>>>>

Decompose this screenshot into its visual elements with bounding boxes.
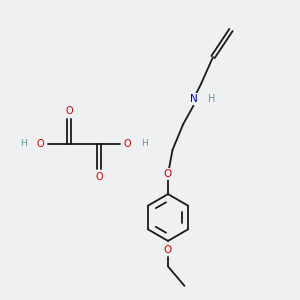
Text: O: O <box>124 139 131 149</box>
Text: O: O <box>164 169 172 179</box>
Text: O: O <box>164 245 172 255</box>
Text: H: H <box>21 140 27 148</box>
Text: O: O <box>37 139 44 149</box>
Text: N: N <box>190 94 197 104</box>
Text: H: H <box>208 94 215 104</box>
Text: O: O <box>65 106 73 116</box>
Text: O: O <box>95 172 103 182</box>
Text: H: H <box>141 140 147 148</box>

<<<<

Output the listing above as a JSON array of strings, one per line, with blank lines and the picture left out.

[
  "Decompose this screenshot into its visual elements with bounding boxes.",
  "Text: O: O <box>124 139 131 149</box>",
  "Text: O: O <box>164 169 172 179</box>",
  "Text: O: O <box>164 245 172 255</box>",
  "Text: H: H <box>21 140 27 148</box>",
  "Text: O: O <box>37 139 44 149</box>",
  "Text: N: N <box>190 94 197 104</box>",
  "Text: H: H <box>208 94 215 104</box>",
  "Text: O: O <box>65 106 73 116</box>",
  "Text: O: O <box>95 172 103 182</box>",
  "Text: H: H <box>141 140 147 148</box>"
]